▸ WHAT TO DO
Reproduce all lines of the listing below in which the word "this" occurs.

** Start **

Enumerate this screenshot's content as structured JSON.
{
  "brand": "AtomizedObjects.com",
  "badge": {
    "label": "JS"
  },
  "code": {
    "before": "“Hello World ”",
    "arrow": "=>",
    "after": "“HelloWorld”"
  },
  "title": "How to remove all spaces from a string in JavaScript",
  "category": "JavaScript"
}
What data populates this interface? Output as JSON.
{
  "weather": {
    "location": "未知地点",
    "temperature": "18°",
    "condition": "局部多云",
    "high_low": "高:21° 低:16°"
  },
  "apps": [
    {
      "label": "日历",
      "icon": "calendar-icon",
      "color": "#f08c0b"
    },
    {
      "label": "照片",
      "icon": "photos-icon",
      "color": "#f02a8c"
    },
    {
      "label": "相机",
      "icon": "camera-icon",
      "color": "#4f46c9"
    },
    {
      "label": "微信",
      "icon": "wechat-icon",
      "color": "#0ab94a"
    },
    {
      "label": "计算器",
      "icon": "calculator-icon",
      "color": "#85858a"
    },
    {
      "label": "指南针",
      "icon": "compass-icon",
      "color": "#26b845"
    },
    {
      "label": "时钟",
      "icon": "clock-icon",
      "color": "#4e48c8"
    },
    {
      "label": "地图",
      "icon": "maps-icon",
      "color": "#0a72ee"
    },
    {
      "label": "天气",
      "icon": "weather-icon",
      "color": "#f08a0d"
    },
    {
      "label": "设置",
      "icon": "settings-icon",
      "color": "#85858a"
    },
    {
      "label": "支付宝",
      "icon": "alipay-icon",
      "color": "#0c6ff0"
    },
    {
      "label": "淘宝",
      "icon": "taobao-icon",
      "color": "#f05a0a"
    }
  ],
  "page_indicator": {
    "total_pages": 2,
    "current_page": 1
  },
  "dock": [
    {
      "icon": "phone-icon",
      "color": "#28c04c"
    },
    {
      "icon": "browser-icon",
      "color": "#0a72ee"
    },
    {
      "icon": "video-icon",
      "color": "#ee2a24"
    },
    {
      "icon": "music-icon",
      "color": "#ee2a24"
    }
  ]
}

** End **

▸ TASK OUTPUT
Enumerate this screenshot's content as structured JSON.
What data populates this interface? Output as JSON.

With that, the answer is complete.